Pick out each line of the records that includes the string "constraint", and copy it.

▶ **Input**:

****

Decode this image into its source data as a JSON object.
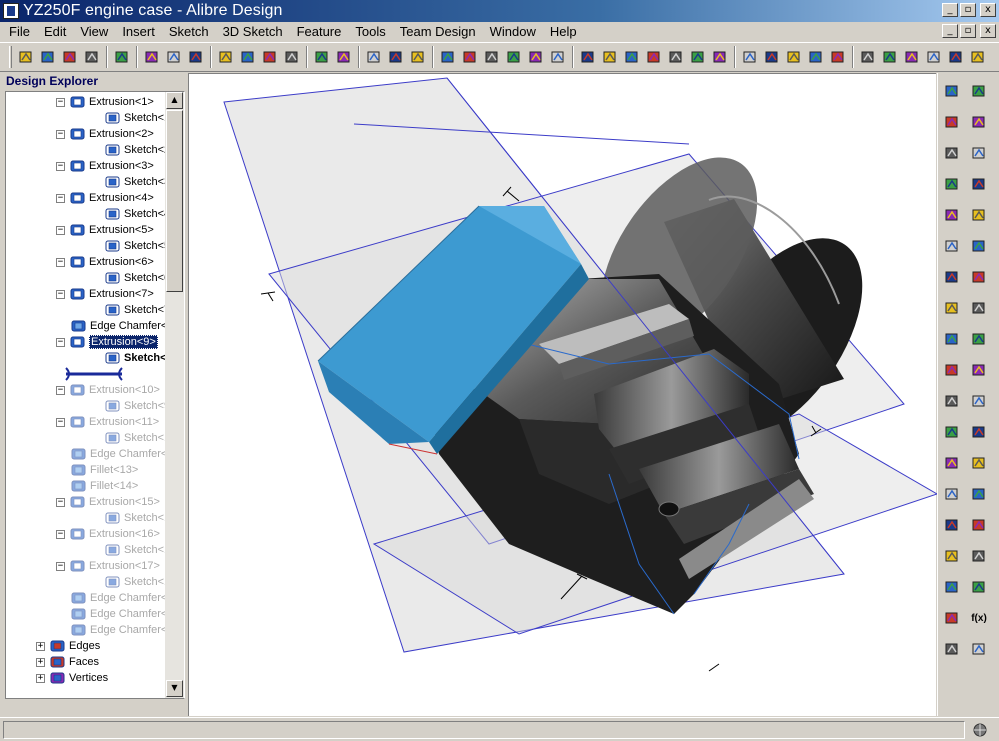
{
  "window": {
    "title": "YZ250F engine case - Alibre Design",
    "minimize": "_",
    "maximize": "▫",
    "close": "x"
  },
  "menu": [
    "File",
    "Edit",
    "View",
    "Insert",
    "Sketch",
    "3D Sketch",
    "Feature",
    "Tools",
    "Team Design",
    "Window",
    "Help"
  ],
  "toolbar": {
    "icons": [
      "new-document-icon",
      "open-folder-icon",
      "save-icon",
      "copy-part-icon",
      "paste-part-icon",
      "print-icon",
      "print-preview-icon",
      "pdf-export-icon",
      "cut-icon",
      "copy-icon",
      "paste-icon",
      "delete-icon",
      "undo-icon",
      "redo-icon",
      "sketch-icon",
      "circle-sketch-icon",
      "bracket-sketch-icon",
      "plane-icon",
      "axis-icon",
      "point-icon",
      "scissors-part-icon",
      "properties-list-icon",
      "layer-icon",
      "view-iso-icon",
      "view-front-icon",
      "view-back-icon",
      "view-left-icon",
      "view-right-icon",
      "view-top-icon",
      "view-bottom-icon",
      "shading-icon",
      "hidden-lines-icon",
      "display-mode-icon",
      "measure-icon",
      "inspect-icon",
      "select-icon",
      "zoom-window-icon",
      "rotate-icon",
      "zoom-icon",
      "zoom-all-icon",
      "zoom-fit-icon"
    ]
  },
  "design_explorer": {
    "title": "Design Explorer",
    "scroll_up": "▲",
    "scroll_down": "▼",
    "items": [
      {
        "label": "Extrusion<1>",
        "type": "extrusion",
        "level": 1,
        "expander": "−",
        "state": "normal"
      },
      {
        "label": "Sketch<1>",
        "type": "sketch",
        "level": 2,
        "expander": "",
        "state": "normal"
      },
      {
        "label": "Extrusion<2>",
        "type": "extrusion",
        "level": 1,
        "expander": "−",
        "state": "normal"
      },
      {
        "label": "Sketch<2>",
        "type": "sketch",
        "level": 2,
        "expander": "",
        "state": "normal"
      },
      {
        "label": "Extrusion<3>",
        "type": "extrusion",
        "level": 1,
        "expander": "−",
        "state": "normal"
      },
      {
        "label": "Sketch<3>",
        "type": "sketch",
        "level": 2,
        "expander": "",
        "state": "normal"
      },
      {
        "label": "Extrusion<4>",
        "type": "extrusion",
        "level": 1,
        "expander": "−",
        "state": "normal"
      },
      {
        "label": "Sketch<4>",
        "type": "sketch",
        "level": 2,
        "expander": "",
        "state": "normal"
      },
      {
        "label": "Extrusion<5>",
        "type": "extrusion",
        "level": 1,
        "expander": "−",
        "state": "normal"
      },
      {
        "label": "Sketch<5>",
        "type": "sketch",
        "level": 2,
        "expander": "",
        "state": "normal"
      },
      {
        "label": "Extrusion<6>",
        "type": "extrusion",
        "level": 1,
        "expander": "−",
        "state": "normal"
      },
      {
        "label": "Sketch<6>",
        "type": "sketch",
        "level": 2,
        "expander": "",
        "state": "normal"
      },
      {
        "label": "Extrusion<7>",
        "type": "extrusion",
        "level": 1,
        "expander": "−",
        "state": "normal"
      },
      {
        "label": "Sketch<7>",
        "type": "sketch",
        "level": 2,
        "expander": "",
        "state": "normal"
      },
      {
        "label": "Edge Chamfer<",
        "type": "chamfer",
        "level": 1,
        "expander": "",
        "state": "normal"
      },
      {
        "label": "Extrusion<9>",
        "type": "extrusion",
        "level": 1,
        "expander": "−",
        "state": "selected"
      },
      {
        "label": "Sketch<8",
        "type": "sketch",
        "level": 2,
        "expander": "",
        "state": "bold"
      },
      {
        "label": "",
        "type": "rollback",
        "level": 0,
        "expander": "",
        "state": "rollback"
      },
      {
        "label": "Extrusion<10>",
        "type": "extrusion",
        "level": 1,
        "expander": "−",
        "state": "dim"
      },
      {
        "label": "Sketch<9>",
        "type": "sketch",
        "level": 2,
        "expander": "",
        "state": "dim"
      },
      {
        "label": "Extrusion<11>",
        "type": "extrusion",
        "level": 1,
        "expander": "−",
        "state": "dim"
      },
      {
        "label": "Sketch<10:",
        "type": "sketch",
        "level": 2,
        "expander": "",
        "state": "dim"
      },
      {
        "label": "Edge Chamfer<",
        "type": "chamfer",
        "level": 1,
        "expander": "",
        "state": "dim"
      },
      {
        "label": "Fillet<13>",
        "type": "chamfer",
        "level": 1,
        "expander": "",
        "state": "dim"
      },
      {
        "label": "Fillet<14>",
        "type": "chamfer",
        "level": 1,
        "expander": "",
        "state": "dim"
      },
      {
        "label": "Extrusion<15>",
        "type": "extrusion",
        "level": 1,
        "expander": "−",
        "state": "dim"
      },
      {
        "label": "Sketch<11:",
        "type": "sketch",
        "level": 2,
        "expander": "",
        "state": "dim"
      },
      {
        "label": "Extrusion<16>",
        "type": "extrusion",
        "level": 1,
        "expander": "−",
        "state": "dim"
      },
      {
        "label": "Sketch<12:",
        "type": "sketch",
        "level": 2,
        "expander": "",
        "state": "dim"
      },
      {
        "label": "Extrusion<17>",
        "type": "extrusion",
        "level": 1,
        "expander": "−",
        "state": "dim"
      },
      {
        "label": "Sketch<13:",
        "type": "sketch",
        "level": 2,
        "expander": "",
        "state": "dim"
      },
      {
        "label": "Edge Chamfer<",
        "type": "chamfer",
        "level": 1,
        "expander": "",
        "state": "dim"
      },
      {
        "label": "Edge Chamfer<",
        "type": "chamfer",
        "level": 1,
        "expander": "",
        "state": "dim"
      },
      {
        "label": "Edge Chamfer<",
        "type": "chamfer",
        "level": 1,
        "expander": "",
        "state": "dim"
      },
      {
        "label": "Edges",
        "type": "edges",
        "level": 0,
        "expander": "+",
        "state": "normal"
      },
      {
        "label": "Faces",
        "type": "faces",
        "level": 0,
        "expander": "+",
        "state": "normal"
      },
      {
        "label": "Vertices",
        "type": "vertices",
        "level": 0,
        "expander": "+",
        "state": "normal"
      }
    ]
  },
  "right_toolbar_1": [
    "sketch-activate-icon",
    "point-icon",
    "construction-line-icon",
    "arc-icon",
    "line-icon",
    "circle-icon",
    "tangent-arc-icon",
    "rectangle-icon",
    "spline-icon",
    "sketch-point-icon",
    "dimension-icon",
    "trim-icon",
    "extend-icon",
    "fillet-sketch-icon",
    "chamfer-sketch-icon",
    "project-icon",
    "offset-icon",
    "mirror-icon",
    "constraint-icon"
  ],
  "right_toolbar_2": [
    "extrude-boss-icon",
    "extrude-cut-icon",
    "revolve-icon",
    "revolve-cut-icon",
    "loft-icon",
    "sweep-icon",
    "shell-icon",
    "fillet-icon",
    "chamfer-icon",
    "draft-icon",
    "scale-icon",
    "split-icon",
    "hole-icon",
    "pattern-icon",
    "mirror-feature-icon",
    "thread-icon",
    "cosmetic-icon",
    "equation-icon",
    "constraint-feature-icon"
  ],
  "labels": {
    "equation": "f(x)"
  },
  "colors": {
    "selected_face": "#3d9ad1",
    "part_body": "#1e1e1e",
    "plane_fill": "#d9d9d9",
    "plane_edge": "#3c3cc8",
    "selection_highlight": "#0a246a"
  },
  "statusbar": {
    "text": ""
  }
}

****

▶ **Right answer**:
    "constraint-icon"
    "constraint-feature-icon"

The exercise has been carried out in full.